* REQUEST *
Each line of the listing that contains the word "offset" is to be copied.

Records from a data collection
· · · · ·

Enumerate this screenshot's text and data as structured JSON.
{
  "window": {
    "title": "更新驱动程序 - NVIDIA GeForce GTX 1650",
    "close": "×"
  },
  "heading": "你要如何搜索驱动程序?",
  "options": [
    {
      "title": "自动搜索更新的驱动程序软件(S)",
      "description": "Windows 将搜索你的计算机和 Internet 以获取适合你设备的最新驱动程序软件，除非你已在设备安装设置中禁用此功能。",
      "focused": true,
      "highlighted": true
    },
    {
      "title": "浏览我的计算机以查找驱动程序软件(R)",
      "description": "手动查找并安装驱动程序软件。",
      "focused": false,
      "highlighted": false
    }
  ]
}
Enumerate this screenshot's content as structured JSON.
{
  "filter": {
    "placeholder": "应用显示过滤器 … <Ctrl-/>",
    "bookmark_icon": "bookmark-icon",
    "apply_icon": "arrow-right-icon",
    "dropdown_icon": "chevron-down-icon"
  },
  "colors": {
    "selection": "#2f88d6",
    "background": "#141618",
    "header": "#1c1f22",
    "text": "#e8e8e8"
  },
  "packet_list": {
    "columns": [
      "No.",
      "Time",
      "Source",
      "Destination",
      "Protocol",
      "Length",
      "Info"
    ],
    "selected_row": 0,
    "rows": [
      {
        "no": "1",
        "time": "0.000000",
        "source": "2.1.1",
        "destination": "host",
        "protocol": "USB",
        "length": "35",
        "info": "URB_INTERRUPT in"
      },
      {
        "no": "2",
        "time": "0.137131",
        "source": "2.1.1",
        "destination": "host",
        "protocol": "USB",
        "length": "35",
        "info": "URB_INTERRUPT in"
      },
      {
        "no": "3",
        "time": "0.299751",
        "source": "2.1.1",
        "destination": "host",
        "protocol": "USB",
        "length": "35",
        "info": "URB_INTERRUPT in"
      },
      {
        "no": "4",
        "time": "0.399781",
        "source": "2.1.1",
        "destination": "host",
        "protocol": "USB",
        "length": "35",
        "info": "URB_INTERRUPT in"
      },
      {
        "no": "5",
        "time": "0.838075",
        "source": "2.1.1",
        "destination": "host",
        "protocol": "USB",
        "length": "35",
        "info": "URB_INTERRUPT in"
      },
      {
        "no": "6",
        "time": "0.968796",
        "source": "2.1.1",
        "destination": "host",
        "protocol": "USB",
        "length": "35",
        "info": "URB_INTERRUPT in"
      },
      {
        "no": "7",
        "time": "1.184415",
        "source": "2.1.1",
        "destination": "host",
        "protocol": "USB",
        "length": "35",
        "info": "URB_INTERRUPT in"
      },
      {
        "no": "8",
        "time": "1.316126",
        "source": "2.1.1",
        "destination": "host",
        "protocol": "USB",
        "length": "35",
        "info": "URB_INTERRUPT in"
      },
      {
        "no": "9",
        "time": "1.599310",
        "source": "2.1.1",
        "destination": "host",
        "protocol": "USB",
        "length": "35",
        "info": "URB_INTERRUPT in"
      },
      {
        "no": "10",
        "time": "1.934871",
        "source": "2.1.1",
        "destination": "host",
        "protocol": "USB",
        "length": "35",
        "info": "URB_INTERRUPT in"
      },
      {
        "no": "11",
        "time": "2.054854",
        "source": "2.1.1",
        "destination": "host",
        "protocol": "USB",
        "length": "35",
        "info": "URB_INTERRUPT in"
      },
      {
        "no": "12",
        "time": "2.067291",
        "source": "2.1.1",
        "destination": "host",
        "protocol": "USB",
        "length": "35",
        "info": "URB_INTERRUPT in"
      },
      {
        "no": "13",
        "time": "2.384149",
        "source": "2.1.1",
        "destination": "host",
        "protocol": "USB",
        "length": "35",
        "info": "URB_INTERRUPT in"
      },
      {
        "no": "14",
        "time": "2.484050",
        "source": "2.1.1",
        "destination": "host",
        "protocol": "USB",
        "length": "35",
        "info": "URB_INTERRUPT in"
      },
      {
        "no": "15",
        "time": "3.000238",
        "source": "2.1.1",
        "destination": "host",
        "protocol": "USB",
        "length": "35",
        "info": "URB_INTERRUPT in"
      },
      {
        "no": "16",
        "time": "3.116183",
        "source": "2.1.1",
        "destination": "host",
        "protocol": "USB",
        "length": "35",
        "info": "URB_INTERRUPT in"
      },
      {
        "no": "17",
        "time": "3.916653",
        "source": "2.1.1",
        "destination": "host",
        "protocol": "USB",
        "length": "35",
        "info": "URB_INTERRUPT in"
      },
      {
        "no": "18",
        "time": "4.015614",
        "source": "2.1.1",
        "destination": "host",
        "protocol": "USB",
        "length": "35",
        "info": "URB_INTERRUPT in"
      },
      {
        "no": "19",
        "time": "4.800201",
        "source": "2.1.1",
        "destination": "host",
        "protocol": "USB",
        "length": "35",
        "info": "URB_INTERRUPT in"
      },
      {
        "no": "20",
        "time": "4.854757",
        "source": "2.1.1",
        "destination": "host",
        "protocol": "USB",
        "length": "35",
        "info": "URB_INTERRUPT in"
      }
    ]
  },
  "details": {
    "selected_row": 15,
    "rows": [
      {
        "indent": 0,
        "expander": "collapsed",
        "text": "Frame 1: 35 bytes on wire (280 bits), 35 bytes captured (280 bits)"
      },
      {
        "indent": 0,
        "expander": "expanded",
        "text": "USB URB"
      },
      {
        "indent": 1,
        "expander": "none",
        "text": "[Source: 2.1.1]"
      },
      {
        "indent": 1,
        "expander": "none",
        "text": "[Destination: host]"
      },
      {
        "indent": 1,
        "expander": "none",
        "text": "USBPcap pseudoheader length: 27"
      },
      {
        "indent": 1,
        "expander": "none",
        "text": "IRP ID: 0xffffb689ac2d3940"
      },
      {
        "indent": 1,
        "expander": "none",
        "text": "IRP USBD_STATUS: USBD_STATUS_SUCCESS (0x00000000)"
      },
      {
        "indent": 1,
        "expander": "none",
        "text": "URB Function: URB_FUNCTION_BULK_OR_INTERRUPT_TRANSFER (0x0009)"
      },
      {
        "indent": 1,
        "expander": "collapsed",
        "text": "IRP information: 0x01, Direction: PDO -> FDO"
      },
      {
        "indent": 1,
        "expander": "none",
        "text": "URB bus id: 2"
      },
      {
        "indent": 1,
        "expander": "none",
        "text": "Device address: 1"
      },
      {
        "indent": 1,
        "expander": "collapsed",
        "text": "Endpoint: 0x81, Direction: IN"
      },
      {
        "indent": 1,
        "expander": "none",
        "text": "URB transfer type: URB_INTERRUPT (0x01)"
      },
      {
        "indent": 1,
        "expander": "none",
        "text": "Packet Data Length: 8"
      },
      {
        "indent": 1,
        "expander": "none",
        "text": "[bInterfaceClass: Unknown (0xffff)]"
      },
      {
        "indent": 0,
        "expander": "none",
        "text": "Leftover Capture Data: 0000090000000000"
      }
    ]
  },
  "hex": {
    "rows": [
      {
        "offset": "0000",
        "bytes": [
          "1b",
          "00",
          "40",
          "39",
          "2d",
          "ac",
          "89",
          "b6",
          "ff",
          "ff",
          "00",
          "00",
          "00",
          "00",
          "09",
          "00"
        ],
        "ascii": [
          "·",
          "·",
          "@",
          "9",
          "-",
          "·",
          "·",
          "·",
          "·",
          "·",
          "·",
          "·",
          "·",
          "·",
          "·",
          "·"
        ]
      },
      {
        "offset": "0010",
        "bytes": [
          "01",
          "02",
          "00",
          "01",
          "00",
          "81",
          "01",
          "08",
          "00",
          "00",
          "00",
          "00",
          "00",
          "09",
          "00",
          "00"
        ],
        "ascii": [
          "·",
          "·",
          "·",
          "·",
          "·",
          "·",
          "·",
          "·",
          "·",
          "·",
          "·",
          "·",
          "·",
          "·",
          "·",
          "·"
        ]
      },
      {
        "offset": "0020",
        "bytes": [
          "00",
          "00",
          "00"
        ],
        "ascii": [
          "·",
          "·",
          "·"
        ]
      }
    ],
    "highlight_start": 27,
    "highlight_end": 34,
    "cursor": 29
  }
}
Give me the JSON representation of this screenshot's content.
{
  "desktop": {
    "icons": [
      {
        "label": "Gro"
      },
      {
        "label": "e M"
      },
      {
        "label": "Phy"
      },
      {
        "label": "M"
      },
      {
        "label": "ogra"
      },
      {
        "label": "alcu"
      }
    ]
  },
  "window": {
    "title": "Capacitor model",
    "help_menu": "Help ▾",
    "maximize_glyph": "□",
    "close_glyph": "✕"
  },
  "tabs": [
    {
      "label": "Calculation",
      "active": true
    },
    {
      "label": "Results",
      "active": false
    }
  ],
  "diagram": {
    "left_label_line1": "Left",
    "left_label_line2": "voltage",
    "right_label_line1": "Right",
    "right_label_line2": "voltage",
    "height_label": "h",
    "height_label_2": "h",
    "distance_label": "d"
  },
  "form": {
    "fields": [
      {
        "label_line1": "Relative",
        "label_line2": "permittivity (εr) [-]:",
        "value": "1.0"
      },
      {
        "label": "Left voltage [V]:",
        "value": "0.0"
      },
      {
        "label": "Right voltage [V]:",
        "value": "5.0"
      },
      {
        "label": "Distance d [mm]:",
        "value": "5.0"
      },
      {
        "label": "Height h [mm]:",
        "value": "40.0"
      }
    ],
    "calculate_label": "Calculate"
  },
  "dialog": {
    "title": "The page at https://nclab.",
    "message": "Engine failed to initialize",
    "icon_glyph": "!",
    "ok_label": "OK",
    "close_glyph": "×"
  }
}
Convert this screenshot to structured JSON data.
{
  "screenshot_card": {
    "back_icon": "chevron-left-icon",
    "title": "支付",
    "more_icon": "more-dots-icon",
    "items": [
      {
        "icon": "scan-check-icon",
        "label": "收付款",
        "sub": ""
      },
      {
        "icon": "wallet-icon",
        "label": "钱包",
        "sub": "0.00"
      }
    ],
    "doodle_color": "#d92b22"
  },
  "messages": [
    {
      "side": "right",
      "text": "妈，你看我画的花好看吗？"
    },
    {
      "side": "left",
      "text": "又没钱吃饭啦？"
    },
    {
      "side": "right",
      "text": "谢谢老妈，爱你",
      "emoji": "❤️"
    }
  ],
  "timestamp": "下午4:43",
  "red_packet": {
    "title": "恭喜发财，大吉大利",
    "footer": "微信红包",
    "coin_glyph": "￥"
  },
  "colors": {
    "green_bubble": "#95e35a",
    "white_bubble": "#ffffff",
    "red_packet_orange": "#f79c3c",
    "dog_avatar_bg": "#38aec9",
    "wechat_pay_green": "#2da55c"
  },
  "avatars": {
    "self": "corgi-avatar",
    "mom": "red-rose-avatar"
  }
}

· · · · ·

* RESPONSE *
        "offset": "0000",
        "offset": "0010",
        "offset": "0020",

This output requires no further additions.